__Records for this task__.
>>>
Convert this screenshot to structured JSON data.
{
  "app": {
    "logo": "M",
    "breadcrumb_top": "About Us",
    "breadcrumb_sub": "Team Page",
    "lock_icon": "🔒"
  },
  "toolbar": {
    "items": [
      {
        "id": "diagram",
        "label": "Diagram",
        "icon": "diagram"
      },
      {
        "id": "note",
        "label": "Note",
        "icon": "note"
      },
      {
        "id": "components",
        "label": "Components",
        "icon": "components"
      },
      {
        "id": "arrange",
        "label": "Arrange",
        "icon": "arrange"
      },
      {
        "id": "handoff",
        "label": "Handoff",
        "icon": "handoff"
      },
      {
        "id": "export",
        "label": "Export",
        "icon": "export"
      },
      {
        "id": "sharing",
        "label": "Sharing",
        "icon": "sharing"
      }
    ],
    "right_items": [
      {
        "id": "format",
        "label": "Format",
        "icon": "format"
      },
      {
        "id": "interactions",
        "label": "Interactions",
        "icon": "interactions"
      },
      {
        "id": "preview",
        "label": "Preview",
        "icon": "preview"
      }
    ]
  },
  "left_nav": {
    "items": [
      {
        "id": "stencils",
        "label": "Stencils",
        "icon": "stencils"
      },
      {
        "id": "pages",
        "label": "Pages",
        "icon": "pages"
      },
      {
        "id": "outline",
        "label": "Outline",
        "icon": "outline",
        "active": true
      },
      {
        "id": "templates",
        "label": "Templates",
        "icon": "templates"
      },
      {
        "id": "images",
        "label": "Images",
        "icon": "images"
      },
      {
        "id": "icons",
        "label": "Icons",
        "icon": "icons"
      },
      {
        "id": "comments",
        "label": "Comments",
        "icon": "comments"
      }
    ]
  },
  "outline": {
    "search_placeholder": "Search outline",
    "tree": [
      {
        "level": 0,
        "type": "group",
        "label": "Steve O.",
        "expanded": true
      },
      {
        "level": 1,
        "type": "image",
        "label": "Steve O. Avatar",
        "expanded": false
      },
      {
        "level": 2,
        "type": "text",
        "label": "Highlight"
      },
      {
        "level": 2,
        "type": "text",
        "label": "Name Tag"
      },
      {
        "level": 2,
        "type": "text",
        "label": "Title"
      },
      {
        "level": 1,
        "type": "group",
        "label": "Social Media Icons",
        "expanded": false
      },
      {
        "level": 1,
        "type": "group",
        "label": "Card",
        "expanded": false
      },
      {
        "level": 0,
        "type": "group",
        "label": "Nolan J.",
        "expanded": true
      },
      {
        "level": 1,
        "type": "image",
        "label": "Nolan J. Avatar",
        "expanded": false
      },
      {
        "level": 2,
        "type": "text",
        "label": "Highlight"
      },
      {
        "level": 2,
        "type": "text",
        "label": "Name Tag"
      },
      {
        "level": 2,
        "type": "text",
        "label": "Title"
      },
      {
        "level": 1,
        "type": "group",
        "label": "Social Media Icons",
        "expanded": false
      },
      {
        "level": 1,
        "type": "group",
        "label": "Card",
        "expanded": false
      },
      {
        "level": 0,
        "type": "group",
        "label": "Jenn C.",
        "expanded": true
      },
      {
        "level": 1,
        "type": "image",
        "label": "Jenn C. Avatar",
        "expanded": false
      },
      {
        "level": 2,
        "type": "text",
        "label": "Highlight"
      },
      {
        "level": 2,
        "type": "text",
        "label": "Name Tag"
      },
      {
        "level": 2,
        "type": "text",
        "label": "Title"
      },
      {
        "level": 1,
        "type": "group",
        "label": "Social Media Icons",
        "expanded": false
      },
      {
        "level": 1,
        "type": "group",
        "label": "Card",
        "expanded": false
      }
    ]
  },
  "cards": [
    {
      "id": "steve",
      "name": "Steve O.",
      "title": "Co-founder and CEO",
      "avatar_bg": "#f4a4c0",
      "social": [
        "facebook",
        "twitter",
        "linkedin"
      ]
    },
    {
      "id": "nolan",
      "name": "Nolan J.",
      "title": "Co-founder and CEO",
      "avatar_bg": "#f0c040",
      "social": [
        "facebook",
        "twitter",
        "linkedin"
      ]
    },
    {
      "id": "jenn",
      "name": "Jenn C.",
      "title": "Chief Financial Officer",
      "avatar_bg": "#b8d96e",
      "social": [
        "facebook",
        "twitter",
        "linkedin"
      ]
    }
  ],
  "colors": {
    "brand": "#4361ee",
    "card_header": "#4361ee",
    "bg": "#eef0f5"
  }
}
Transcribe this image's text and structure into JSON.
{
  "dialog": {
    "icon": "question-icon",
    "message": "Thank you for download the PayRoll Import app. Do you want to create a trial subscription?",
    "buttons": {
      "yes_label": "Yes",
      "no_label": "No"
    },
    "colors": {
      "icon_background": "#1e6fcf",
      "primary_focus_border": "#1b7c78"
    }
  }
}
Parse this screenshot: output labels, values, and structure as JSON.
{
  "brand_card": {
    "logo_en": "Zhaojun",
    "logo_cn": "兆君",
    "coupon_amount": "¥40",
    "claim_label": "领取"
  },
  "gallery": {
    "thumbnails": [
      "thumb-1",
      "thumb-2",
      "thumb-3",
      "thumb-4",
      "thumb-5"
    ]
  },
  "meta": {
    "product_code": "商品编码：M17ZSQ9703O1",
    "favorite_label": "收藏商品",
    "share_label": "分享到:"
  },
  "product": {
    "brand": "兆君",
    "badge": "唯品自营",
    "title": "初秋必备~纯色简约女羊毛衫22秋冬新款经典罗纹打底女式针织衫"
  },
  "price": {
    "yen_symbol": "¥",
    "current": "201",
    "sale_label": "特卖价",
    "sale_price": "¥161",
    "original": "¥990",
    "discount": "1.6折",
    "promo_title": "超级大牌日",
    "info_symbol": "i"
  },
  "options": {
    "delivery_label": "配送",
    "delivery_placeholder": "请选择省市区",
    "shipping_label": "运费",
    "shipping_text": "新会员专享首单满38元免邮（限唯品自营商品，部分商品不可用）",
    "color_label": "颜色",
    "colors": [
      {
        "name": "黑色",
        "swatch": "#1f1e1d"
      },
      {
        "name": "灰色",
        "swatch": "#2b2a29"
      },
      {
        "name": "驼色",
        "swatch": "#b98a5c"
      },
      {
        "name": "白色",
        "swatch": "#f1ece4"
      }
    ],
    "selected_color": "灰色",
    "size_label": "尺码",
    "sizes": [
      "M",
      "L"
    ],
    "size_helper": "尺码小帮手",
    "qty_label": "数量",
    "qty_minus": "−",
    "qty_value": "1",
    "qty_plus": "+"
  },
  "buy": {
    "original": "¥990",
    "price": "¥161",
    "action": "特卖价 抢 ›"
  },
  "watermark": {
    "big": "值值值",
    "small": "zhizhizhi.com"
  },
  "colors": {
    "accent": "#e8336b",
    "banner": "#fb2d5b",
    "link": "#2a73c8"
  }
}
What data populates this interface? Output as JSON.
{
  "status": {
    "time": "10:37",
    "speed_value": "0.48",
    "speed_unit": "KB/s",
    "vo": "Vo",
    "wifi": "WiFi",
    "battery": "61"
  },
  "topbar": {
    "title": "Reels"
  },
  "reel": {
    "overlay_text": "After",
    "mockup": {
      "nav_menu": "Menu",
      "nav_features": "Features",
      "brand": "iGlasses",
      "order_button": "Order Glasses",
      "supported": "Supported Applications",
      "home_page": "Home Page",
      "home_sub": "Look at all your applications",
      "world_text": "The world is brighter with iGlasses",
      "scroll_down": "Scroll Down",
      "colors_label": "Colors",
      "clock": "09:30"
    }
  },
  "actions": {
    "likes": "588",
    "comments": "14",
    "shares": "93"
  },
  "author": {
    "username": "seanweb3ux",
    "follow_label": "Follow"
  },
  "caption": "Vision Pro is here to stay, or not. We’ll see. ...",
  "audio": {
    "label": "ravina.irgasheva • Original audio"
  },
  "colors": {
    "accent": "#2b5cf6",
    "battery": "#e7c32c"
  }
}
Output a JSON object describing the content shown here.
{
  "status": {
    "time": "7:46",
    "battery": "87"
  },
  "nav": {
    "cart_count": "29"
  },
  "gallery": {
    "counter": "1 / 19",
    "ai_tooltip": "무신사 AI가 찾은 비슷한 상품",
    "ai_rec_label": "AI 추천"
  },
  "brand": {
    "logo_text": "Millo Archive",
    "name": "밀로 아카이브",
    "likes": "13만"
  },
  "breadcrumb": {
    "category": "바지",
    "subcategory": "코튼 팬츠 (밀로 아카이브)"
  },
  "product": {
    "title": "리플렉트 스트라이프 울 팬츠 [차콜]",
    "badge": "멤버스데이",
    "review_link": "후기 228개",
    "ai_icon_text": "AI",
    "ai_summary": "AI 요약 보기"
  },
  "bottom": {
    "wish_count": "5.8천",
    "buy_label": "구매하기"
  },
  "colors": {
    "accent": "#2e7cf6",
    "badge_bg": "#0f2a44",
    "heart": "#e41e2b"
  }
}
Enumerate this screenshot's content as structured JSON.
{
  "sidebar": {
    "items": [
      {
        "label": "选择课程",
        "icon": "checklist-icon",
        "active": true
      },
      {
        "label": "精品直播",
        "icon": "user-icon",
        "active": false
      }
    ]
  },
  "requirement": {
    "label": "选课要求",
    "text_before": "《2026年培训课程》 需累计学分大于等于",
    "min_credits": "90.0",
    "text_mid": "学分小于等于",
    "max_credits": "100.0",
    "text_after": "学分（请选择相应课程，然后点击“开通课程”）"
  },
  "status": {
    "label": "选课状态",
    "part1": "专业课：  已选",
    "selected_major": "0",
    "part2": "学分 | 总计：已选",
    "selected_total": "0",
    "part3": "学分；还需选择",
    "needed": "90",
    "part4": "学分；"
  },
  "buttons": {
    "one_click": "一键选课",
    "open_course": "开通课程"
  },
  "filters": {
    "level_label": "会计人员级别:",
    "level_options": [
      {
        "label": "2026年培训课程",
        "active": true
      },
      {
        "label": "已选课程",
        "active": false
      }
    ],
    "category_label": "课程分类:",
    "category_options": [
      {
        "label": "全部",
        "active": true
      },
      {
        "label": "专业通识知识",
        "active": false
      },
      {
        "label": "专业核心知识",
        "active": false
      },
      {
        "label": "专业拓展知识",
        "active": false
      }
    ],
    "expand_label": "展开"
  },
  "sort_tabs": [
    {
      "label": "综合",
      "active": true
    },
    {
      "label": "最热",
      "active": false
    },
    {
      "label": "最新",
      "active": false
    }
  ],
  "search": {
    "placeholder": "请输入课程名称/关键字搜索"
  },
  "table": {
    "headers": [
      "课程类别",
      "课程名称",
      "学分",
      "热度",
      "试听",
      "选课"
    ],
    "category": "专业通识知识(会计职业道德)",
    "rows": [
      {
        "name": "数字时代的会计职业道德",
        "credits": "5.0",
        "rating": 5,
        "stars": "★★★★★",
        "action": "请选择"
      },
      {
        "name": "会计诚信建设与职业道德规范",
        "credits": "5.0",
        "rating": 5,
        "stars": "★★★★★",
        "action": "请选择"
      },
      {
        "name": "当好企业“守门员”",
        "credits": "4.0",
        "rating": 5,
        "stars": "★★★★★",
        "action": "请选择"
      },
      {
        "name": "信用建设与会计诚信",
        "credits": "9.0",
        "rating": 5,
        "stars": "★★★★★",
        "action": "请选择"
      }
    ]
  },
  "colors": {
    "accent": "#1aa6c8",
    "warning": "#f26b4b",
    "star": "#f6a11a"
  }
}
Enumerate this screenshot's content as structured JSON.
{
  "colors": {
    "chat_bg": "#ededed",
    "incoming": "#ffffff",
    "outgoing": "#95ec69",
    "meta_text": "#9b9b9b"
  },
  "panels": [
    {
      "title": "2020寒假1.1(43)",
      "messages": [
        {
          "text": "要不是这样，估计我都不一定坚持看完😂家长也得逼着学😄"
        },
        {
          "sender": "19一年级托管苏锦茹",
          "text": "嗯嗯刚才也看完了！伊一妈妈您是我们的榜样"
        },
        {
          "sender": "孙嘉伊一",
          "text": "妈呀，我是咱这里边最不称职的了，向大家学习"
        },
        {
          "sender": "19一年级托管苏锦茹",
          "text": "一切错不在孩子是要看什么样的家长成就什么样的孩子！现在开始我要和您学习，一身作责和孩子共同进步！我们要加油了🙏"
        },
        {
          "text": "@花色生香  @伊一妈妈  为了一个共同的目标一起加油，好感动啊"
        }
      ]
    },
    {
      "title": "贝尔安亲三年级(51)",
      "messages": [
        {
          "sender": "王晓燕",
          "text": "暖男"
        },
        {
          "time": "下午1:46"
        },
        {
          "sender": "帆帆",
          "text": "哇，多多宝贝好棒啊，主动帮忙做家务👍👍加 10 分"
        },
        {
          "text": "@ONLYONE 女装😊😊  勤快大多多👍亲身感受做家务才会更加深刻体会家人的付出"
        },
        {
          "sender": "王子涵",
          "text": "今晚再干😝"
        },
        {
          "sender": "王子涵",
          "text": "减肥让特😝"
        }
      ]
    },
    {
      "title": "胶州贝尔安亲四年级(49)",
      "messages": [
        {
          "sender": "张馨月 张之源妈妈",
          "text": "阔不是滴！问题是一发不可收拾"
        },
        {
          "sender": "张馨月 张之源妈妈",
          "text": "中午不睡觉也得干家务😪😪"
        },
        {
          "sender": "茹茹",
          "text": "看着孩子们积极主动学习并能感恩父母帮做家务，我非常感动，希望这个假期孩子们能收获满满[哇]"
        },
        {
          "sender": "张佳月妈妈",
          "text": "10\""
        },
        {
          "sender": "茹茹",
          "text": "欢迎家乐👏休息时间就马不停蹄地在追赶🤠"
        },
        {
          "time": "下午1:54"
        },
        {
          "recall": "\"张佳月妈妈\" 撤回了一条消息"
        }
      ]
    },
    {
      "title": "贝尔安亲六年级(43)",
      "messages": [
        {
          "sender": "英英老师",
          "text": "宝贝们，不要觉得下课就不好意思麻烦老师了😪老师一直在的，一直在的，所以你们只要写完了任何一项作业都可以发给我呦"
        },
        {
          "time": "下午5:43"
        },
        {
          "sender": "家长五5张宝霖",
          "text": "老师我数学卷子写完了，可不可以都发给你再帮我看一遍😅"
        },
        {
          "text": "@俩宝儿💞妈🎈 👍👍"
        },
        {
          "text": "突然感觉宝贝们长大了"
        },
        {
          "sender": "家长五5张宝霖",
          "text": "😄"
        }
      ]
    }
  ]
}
<<<
__What this task involves__.
From the listing, copy every line where the string "time" appears.

__Solution for this problem__.
    "time": "10:37",
    "time": "7:46",
          "time": "下午1:46"
          "time": "下午1:54"
          "time": "下午5:43"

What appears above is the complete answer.